::: Supplied material :::
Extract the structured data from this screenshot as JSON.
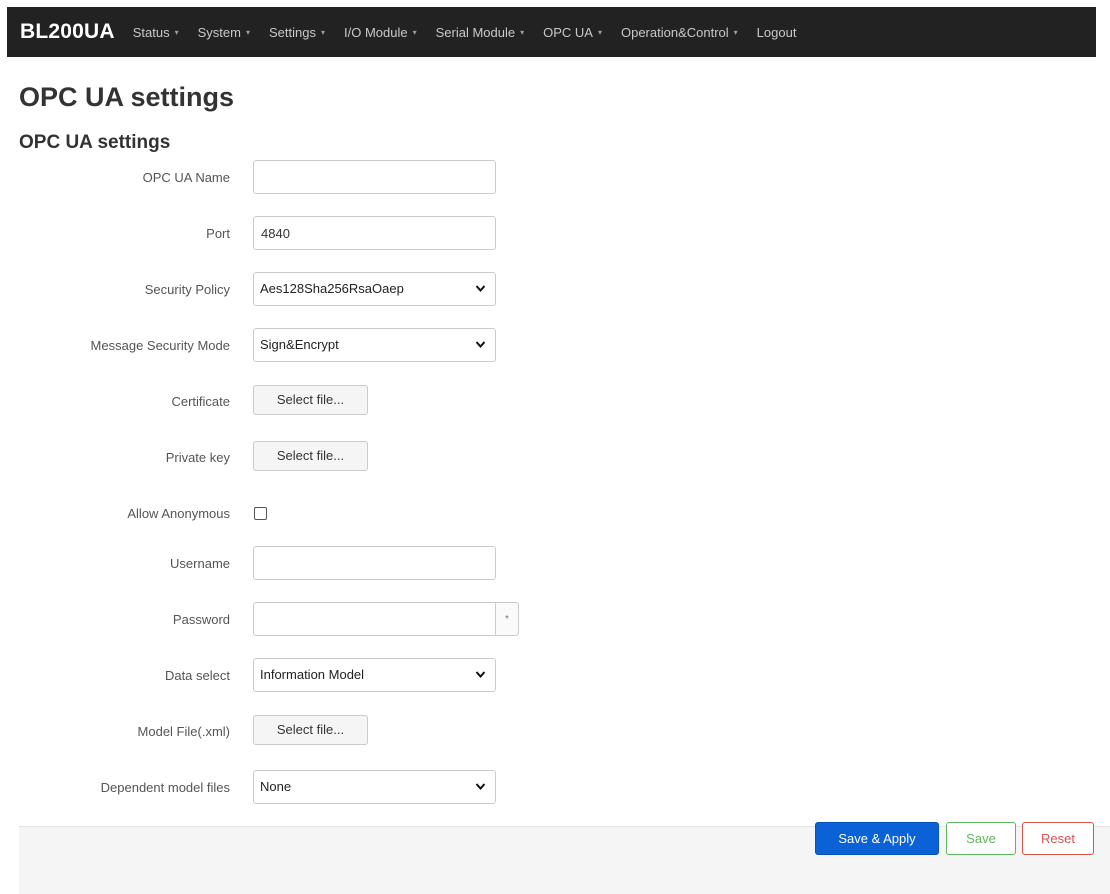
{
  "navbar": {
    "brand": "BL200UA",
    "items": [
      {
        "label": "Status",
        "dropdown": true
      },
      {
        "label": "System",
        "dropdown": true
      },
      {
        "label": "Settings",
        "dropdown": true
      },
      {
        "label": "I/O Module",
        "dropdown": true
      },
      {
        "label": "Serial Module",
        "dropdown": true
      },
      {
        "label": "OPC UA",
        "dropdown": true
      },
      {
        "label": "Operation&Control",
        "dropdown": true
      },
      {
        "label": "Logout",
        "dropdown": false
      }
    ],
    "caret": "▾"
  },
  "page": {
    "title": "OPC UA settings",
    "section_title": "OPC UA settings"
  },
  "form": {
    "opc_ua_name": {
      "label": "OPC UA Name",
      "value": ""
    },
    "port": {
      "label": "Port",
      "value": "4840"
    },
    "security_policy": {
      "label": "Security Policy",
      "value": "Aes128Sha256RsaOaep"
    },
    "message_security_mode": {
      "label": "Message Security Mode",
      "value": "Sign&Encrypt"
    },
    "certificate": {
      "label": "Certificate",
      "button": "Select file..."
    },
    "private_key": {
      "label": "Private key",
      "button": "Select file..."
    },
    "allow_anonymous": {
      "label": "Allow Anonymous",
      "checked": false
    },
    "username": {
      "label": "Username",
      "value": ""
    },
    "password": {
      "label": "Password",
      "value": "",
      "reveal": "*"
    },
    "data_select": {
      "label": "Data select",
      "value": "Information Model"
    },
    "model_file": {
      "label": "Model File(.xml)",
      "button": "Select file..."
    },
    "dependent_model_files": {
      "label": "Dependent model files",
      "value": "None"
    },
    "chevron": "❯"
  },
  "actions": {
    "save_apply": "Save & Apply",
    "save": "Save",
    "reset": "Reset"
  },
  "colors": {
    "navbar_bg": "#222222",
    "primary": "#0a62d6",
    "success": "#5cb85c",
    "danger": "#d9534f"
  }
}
:::
**Given problem**. Give back the entries verbatim. Do not include any picture.

**Reply to the task**.
Extract the structured data from this screenshot as JSON.
{
  "navbar": {
    "brand": "BL200UA",
    "items": [
      {
        "label": "Status",
        "dropdown": true
      },
      {
        "label": "System",
        "dropdown": true
      },
      {
        "label": "Settings",
        "dropdown": true
      },
      {
        "label": "I/O Module",
        "dropdown": true
      },
      {
        "label": "Serial Module",
        "dropdown": true
      },
      {
        "label": "OPC UA",
        "dropdown": true
      },
      {
        "label": "Operation&Control",
        "dropdown": true
      },
      {
        "label": "Logout",
        "dropdown": false
      }
    ],
    "caret": "▾"
  },
  "page": {
    "title": "OPC UA settings",
    "section_title": "OPC UA settings"
  },
  "form": {
    "opc_ua_name": {
      "label": "OPC UA Name",
      "value": ""
    },
    "port": {
      "label": "Port",
      "value": "4840"
    },
    "security_policy": {
      "label": "Security Policy",
      "value": "Aes128Sha256RsaOaep"
    },
    "message_security_mode": {
      "label": "Message Security Mode",
      "value": "Sign&Encrypt"
    },
    "certificate": {
      "label": "Certificate",
      "button": "Select file..."
    },
    "private_key": {
      "label": "Private key",
      "button": "Select file..."
    },
    "allow_anonymous": {
      "label": "Allow Anonymous",
      "checked": false
    },
    "username": {
      "label": "Username",
      "value": ""
    },
    "password": {
      "label": "Password",
      "value": "",
      "reveal": "*"
    },
    "data_select": {
      "label": "Data select",
      "value": "Information Model"
    },
    "model_file": {
      "label": "Model File(.xml)",
      "button": "Select file..."
    },
    "dependent_model_files": {
      "label": "Dependent model files",
      "value": "None"
    },
    "chevron": "❯"
  },
  "actions": {
    "save_apply": "Save & Apply",
    "save": "Save",
    "reset": "Reset"
  },
  "colors": {
    "navbar_bg": "#222222",
    "primary": "#0a62d6",
    "success": "#5cb85c",
    "danger": "#d9534f"
  }
}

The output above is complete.